▽

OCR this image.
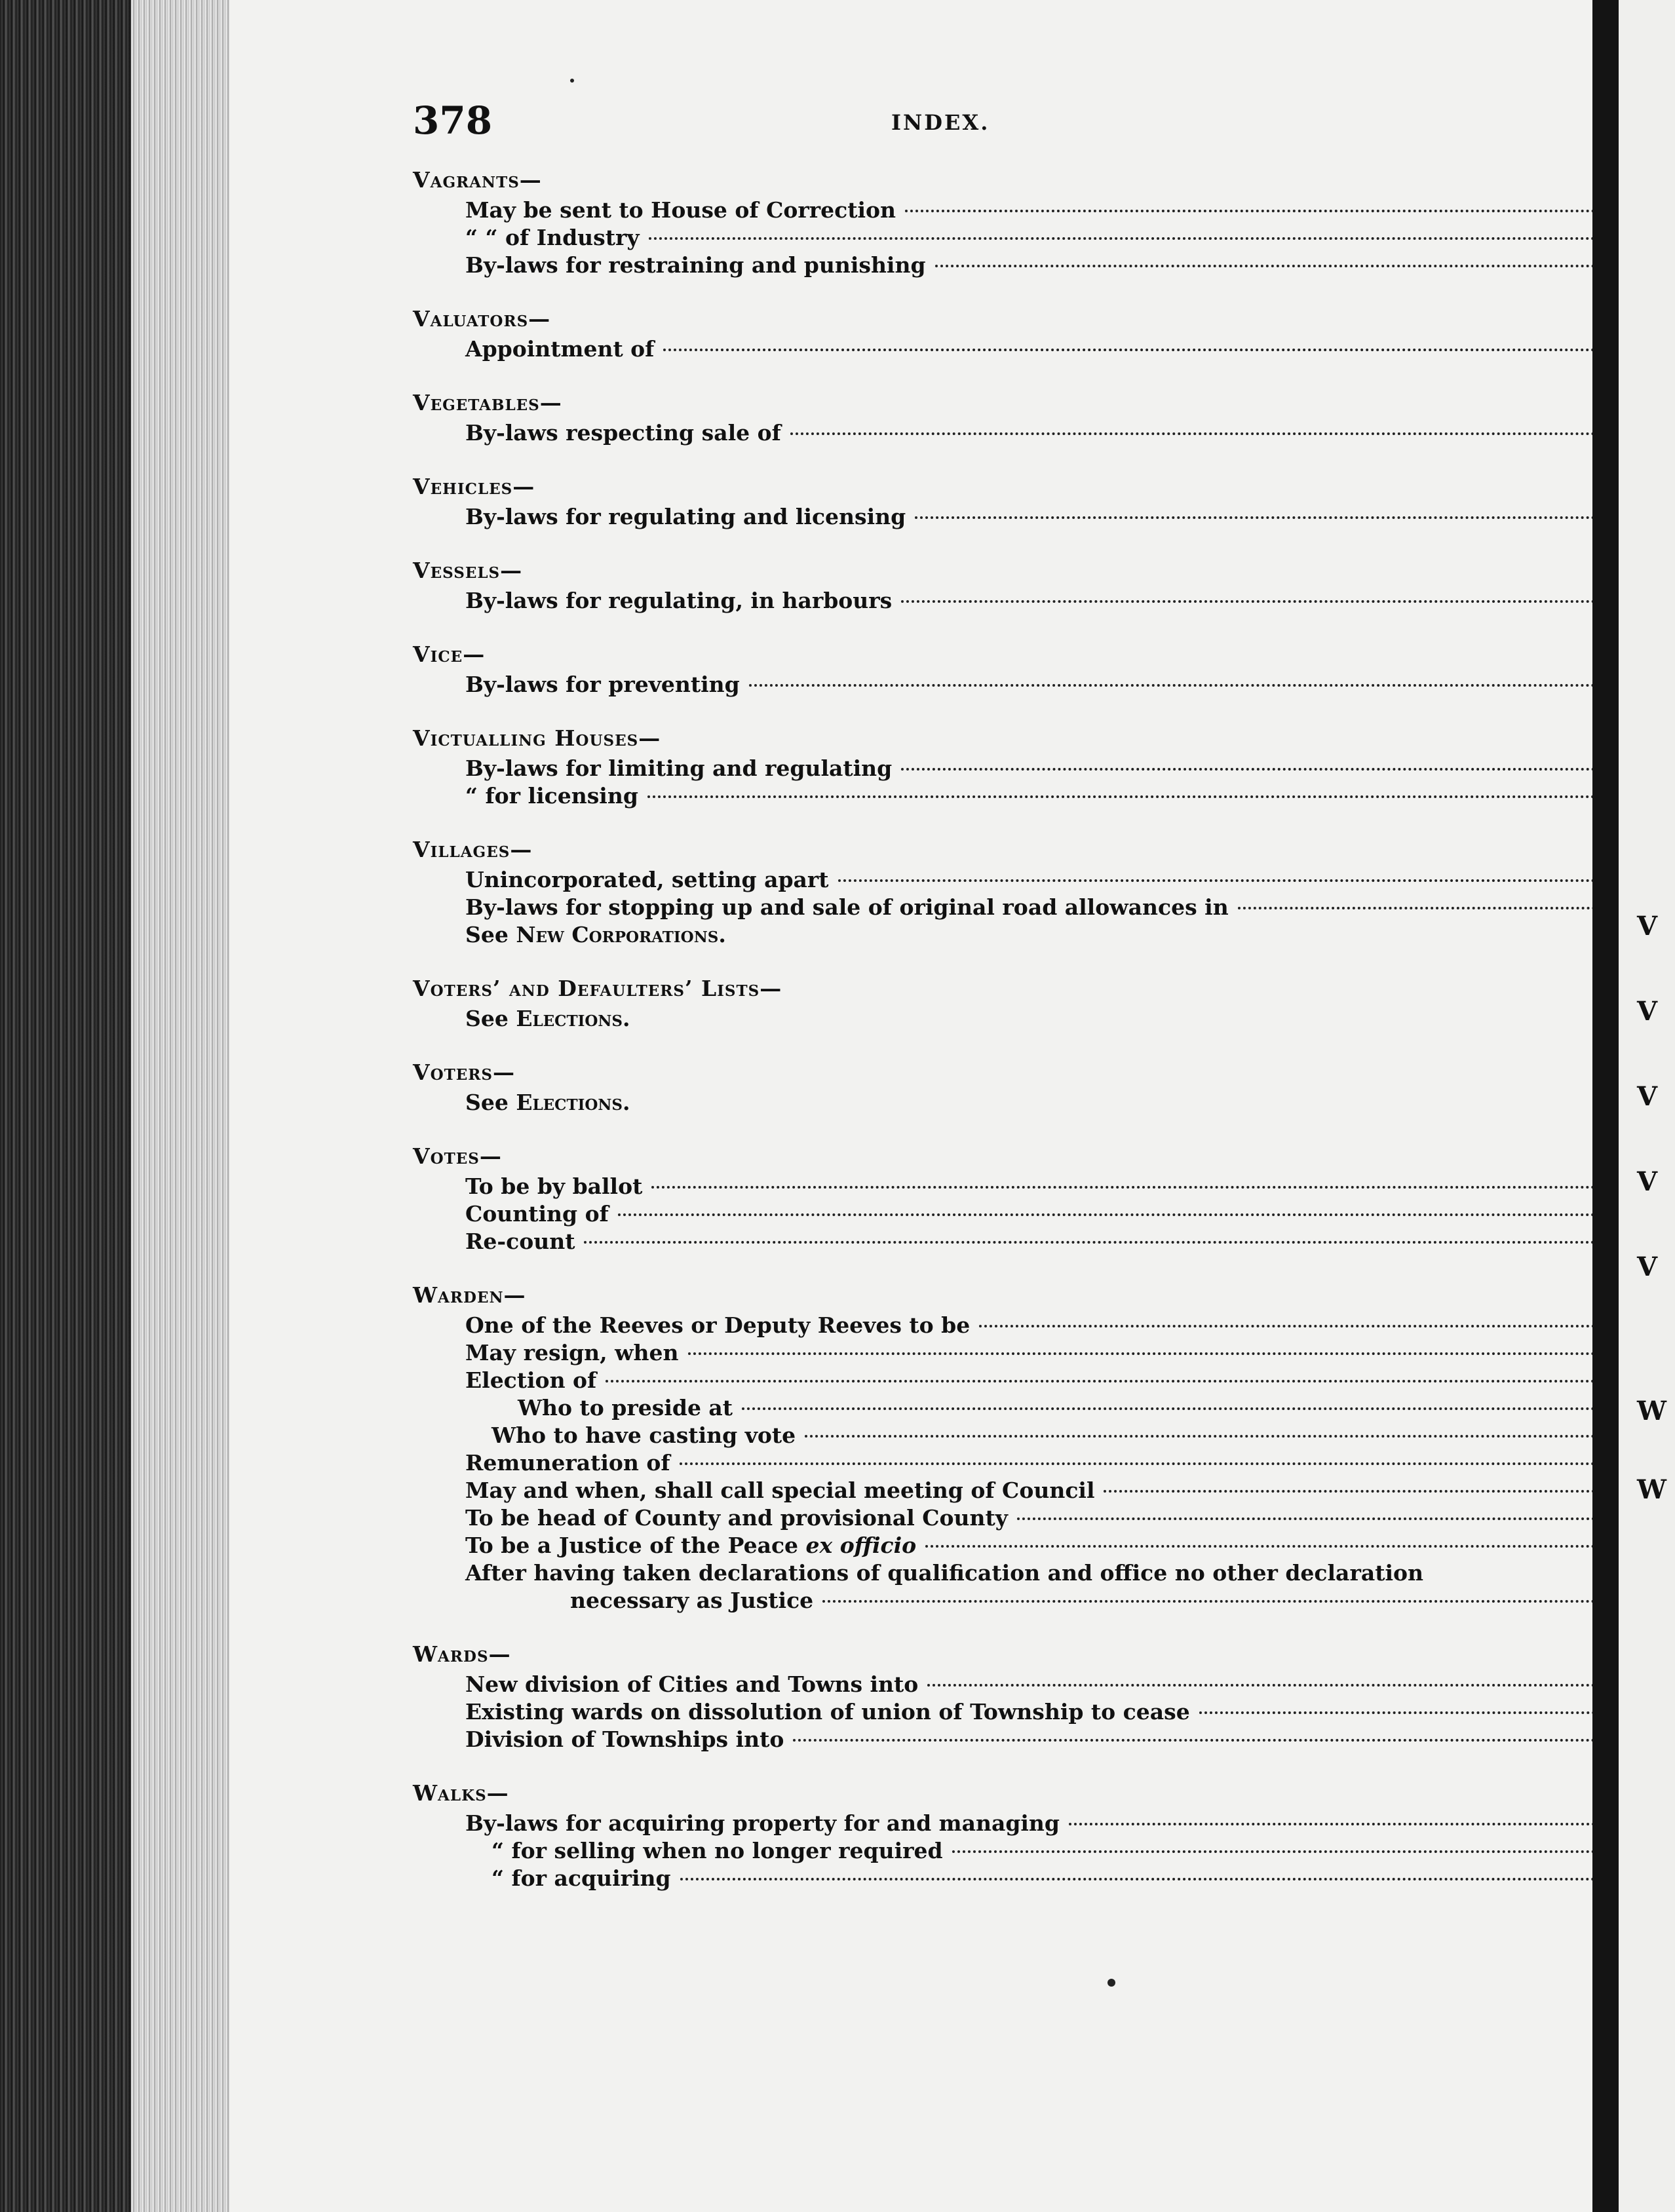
378	INDEX.
Vagrants—
May be sent to House of Correction
“ “ of Industry
By-laws for restraining and punishing
Valuators—
Appointment of
Vegetables—
By-laws respecting sale of
Vehicles—
By-laws for regulating and licensing
Vessels—
By-laws for regulating, in harbours
Vice—
By-laws for preventing
Victualling Houses—
By-laws for limiting and regulating
“ for licensing
Villages—
Unincorporated, setting apart
By-laws for stopping up and sale of original road allowances in
See New Corporations.
Voters’ and Defaulters’ Lists—
See Elections.
Voters—
See Elections.
Votes—
To be by ballot
Counting of
Re-count
Warden—
One of the Reeves or Deputy Reeves to be
May resign, when
Election of
Who to preside at
Who to have casting vote
Remuneration of
May and when, shall call special meeting of Council
To be head of County and provisional County
To be a Justice of the Peace ex officio
After having taken declarations of qualification and office no other declaration
necessary as Justice
Wards—
New division of Cities and Towns into
Existing wards on dissolution of union of Township to cease
Division of Townships into
Walks—
By-laws for acquiring property for and managing
“ for selling when no longer required
“ for acquiring
V
V
V
V
V
W
W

△

→ EXERCISE BRIEF
Copy each line of the records precisely and drop any images they hold.

→ EXERCISE RESULT
OCR this image.
378	INDEX.
Vagrants—
May be sent to House of Correction
“ “ of Industry
By-laws for restraining and punishing
Valuators—
Appointment of
Vegetables—
By-laws respecting sale of
Vehicles—
By-laws for regulating and licensing
Vessels—
By-laws for regulating, in harbours
Vice—
By-laws for preventing
Victualling Houses—
By-laws for limiting and regulating
“ for licensing
Villages—
Unincorporated, setting apart
By-laws for stopping up and sale of original road allowances in
See New Corporations.
Voters’ and Defaulters’ Lists—
See Elections.
Voters—
See Elections.
Votes—
To be by ballot
Counting of
Re-count
Warden—
One of the Reeves or Deputy Reeves to be
May resign, when
Election of
Who to preside at
Who to have casting vote
Remuneration of
May and when, shall call special meeting of Council
To be head of County and provisional County
To be a Justice of the Peace ex officio
After having taken declarations of qualification and office no other declaration
necessary as Justice
Wards—
New division of Cities and Towns into
Existing wards on dissolution of union of Township to cease
Division of Townships into
Walks—
By-laws for acquiring property for and managing
“ for selling when no longer required
“ for acquiring
V
V
V
V
V
W
W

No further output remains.